(Saved entries)
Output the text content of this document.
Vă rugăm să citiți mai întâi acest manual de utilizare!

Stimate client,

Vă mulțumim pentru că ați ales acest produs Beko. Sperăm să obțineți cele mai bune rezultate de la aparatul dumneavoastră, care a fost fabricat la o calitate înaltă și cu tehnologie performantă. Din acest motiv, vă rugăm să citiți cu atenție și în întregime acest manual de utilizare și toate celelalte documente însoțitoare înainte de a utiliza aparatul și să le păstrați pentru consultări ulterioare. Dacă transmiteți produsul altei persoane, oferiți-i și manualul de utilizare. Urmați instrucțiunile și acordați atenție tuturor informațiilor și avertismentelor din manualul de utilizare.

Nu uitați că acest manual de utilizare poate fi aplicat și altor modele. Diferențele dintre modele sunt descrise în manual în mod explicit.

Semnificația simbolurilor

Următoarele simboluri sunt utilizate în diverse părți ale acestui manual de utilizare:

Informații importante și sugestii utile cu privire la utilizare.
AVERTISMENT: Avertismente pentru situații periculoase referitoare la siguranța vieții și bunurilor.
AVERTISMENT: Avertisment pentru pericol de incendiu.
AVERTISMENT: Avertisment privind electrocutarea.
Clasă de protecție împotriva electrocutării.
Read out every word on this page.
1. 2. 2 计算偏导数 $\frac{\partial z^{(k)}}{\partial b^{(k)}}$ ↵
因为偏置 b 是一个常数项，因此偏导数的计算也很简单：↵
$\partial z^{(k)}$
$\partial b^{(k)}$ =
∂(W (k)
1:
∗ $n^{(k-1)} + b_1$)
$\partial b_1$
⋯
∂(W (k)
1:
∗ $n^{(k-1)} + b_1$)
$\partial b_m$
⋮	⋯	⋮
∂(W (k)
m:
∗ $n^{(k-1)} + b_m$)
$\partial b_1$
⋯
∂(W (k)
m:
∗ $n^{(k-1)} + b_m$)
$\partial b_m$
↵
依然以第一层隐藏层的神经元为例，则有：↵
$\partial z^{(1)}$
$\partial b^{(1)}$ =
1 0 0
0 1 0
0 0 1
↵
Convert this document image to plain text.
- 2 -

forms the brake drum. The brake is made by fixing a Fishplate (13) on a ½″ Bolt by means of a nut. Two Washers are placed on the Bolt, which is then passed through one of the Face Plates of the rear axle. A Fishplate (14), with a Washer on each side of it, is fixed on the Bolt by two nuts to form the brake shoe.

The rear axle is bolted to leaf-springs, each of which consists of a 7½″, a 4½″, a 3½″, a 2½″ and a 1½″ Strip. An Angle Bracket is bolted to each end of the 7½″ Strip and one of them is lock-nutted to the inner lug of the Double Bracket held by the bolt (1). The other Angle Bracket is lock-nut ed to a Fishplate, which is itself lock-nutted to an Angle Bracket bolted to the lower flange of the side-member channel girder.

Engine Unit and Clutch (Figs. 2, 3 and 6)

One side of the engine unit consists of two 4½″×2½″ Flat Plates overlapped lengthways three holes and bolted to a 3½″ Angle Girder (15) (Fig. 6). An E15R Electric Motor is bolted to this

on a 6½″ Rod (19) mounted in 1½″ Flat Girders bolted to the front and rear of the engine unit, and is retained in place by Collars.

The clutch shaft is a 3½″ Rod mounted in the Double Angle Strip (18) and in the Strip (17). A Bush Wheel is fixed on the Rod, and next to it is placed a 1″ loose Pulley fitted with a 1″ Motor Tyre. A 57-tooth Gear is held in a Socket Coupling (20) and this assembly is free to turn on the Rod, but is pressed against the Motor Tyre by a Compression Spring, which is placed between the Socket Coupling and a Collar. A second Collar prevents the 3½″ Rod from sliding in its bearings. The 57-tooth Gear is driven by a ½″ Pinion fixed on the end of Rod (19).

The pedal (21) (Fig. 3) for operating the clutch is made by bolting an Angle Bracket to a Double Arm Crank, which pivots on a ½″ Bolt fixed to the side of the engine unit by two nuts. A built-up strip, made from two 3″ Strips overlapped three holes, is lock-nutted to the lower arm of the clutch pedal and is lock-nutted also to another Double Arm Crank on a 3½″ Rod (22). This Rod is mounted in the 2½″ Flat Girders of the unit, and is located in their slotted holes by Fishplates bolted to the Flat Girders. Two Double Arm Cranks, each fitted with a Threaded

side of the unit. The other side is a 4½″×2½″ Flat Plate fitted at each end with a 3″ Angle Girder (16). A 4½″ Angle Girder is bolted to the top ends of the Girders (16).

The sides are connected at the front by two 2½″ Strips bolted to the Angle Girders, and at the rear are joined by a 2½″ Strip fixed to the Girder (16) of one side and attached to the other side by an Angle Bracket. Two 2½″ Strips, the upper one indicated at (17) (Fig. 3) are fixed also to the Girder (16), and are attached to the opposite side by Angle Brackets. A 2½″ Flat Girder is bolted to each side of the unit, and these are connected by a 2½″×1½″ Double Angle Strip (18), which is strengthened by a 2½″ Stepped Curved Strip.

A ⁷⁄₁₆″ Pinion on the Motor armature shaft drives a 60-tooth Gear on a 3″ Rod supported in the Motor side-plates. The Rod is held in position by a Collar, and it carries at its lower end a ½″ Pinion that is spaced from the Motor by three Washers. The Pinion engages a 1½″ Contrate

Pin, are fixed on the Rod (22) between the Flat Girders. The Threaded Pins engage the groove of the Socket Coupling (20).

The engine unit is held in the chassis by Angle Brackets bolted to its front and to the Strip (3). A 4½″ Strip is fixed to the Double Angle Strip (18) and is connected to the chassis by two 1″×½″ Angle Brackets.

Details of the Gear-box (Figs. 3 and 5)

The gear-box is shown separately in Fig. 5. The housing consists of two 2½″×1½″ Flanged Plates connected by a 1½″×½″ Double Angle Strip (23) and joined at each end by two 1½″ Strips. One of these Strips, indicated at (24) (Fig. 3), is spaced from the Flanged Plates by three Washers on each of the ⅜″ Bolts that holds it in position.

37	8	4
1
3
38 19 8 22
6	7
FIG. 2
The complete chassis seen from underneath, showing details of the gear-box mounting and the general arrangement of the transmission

What you will do – Go back to the listing above and please repeat it exactly.

Answer to this problem –
Output the text content of this document.
Vă rugăm să citiți mai întâi acest manual de utilizare!

Stimate client,

Vă mulțumim pentru că ați ales acest produs Beko. Sperăm să obțineți cele mai bune rezultate de la aparatul dumneavoastră, care a fost fabricat la o calitate înaltă și cu tehnologie performantă. Din acest motiv, vă rugăm să citiți cu atenție și în întregime acest manual de utilizare și toate celelalte documente însoțitoare înainte de a utiliza aparatul și să le păstrați pentru consultări ulterioare. Dacă transmiteți produsul altei persoane, oferiți-i și manualul de utilizare. Urmați instrucțiunile și acordați atenție tuturor informațiilor și avertismentelor din manualul de utilizare.

Nu uitați că acest manual de utilizare poate fi aplicat și altor modele. Diferențele dintre modele sunt descrise în manual în mod explicit.

Semnificația simbolurilor

Următoarele simboluri sunt utilizate în diverse părți ale acestui manual de utilizare:

Informații importante și sugestii utile cu privire la utilizare.
AVERTISMENT: Avertismente pentru situații periculoase referitoare la siguranța vieții și bunurilor.
AVERTISMENT: Avertisment pentru pericol de incendiu.
AVERTISMENT: Avertisment privind electrocutarea.
Clasă de protecție împotriva electrocutării.
Read out every word on this page.
1. 2. 2 计算偏导数 $\frac{\partial z^{(k)}}{\partial b^{(k)}}$ ↵
因为偏置 b 是一个常数项，因此偏导数的计算也很简单：↵
$\partial z^{(k)}$
$\partial b^{(k)}$ =
∂(W (k)
1:
∗ $n^{(k-1)} + b_1$)
$\partial b_1$
⋯
∂(W (k)
1:
∗ $n^{(k-1)} + b_1$)
$\partial b_m$
⋮	⋯	⋮
∂(W (k)
m:
∗ $n^{(k-1)} + b_m$)
$\partial b_1$
⋯
∂(W (k)
m:
∗ $n^{(k-1)} + b_m$)
$\partial b_m$
↵
依然以第一层隐藏层的神经元为例，则有：↵
$\partial z^{(1)}$
$\partial b^{(1)}$ =
1 0 0
0 1 0
0 0 1
↵
Convert this document image to plain text.
- 2 -

forms the brake drum. The brake is made by fixing a Fishplate (13) on a ½″ Bolt by means of a nut. Two Washers are placed on the Bolt, which is then passed through one of the Face Plates of the rear axle. A Fishplate (14), with a Washer on each side of it, is fixed on the Bolt by two nuts to form the brake shoe.

The rear axle is bolted to leaf-springs, each of which consists of a 7½″, a 4½″, a 3½″, a 2½″ and a 1½″ Strip. An Angle Bracket is bolted to each end of the 7½″ Strip and one of them is lock-nutted to the inner lug of the Double Bracket held by the bolt (1). The other Angle Bracket is lock-nut ed to a Fishplate, which is itself lock-nutted to an Angle Bracket bolted to the lower flange of the side-member channel girder.

Engine Unit and Clutch (Figs. 2, 3 and 6)

One side of the engine unit consists of two 4½″×2½″ Flat Plates overlapped lengthways three holes and bolted to a 3½″ Angle Girder (15) (Fig. 6). An E15R Electric Motor is bolted to this

on a 6½″ Rod (19) mounted in 1½″ Flat Girders bolted to the front and rear of the engine unit, and is retained in place by Collars.

The clutch shaft is a 3½″ Rod mounted in the Double Angle Strip (18) and in the Strip (17). A Bush Wheel is fixed on the Rod, and next to it is placed a 1″ loose Pulley fitted with a 1″ Motor Tyre. A 57-tooth Gear is held in a Socket Coupling (20) and this assembly is free to turn on the Rod, but is pressed against the Motor Tyre by a Compression Spring, which is placed between the Socket Coupling and a Collar. A second Collar prevents the 3½″ Rod from sliding in its bearings. The 57-tooth Gear is driven by a ½″ Pinion fixed on the end of Rod (19).

The pedal (21) (Fig. 3) for operating the clutch is made by bolting an Angle Bracket to a Double Arm Crank, which pivots on a ½″ Bolt fixed to the side of the engine unit by two nuts. A built-up strip, made from two 3″ Strips overlapped three holes, is lock-nutted to the lower arm of the clutch pedal and is lock-nutted also to another Double Arm Crank on a 3½″ Rod (22). This Rod is mounted in the 2½″ Flat Girders of the unit, and is located in their slotted holes by Fishplates bolted to the Flat Girders. Two Double Arm Cranks, each fitted with a Threaded

side of the unit. The other side is a 4½″×2½″ Flat Plate fitted at each end with a 3″ Angle Girder (16). A 4½″ Angle Girder is bolted to the top ends of the Girders (16).

The sides are connected at the front by two 2½″ Strips bolted to the Angle Girders, and at the rear are joined by a 2½″ Strip fixed to the Girder (16) of one side and attached to the other side by an Angle Bracket. Two 2½″ Strips, the upper one indicated at (17) (Fig. 3) are fixed also to the Girder (16), and are attached to the opposite side by Angle Brackets. A 2½″ Flat Girder is bolted to each side of the unit, and these are connected by a 2½″×1½″ Double Angle Strip (18), which is strengthened by a 2½″ Stepped Curved Strip.

A ⁷⁄₁₆″ Pinion on the Motor armature shaft drives a 60-tooth Gear on a 3″ Rod supported in the Motor side-plates. The Rod is held in position by a Collar, and it carries at its lower end a ½″ Pinion that is spaced from the Motor by three Washers. The Pinion engages a 1½″ Contrate

Pin, are fixed on the Rod (22) between the Flat Girders. The Threaded Pins engage the groove of the Socket Coupling (20).

The engine unit is held in the chassis by Angle Brackets bolted to its front and to the Strip (3). A 4½″ Strip is fixed to the Double Angle Strip (18) and is connected to the chassis by two 1″×½″ Angle Brackets.

Details of the Gear-box (Figs. 3 and 5)

The gear-box is shown separately in Fig. 5. The housing consists of two 2½″×1½″ Flanged Plates connected by a 1½″×½″ Double Angle Strip (23) and joined at each end by two 1½″ Strips. One of these Strips, indicated at (24) (Fig. 3), is spaced from the Flanged Plates by three Washers on each of the ⅜″ Bolts that holds it in position.

37	8	4
1
3
38 19 8 22
6	7
FIG. 2
The complete chassis seen from underneath, showing details of the gear-box mounting and the general arrangement of the transmission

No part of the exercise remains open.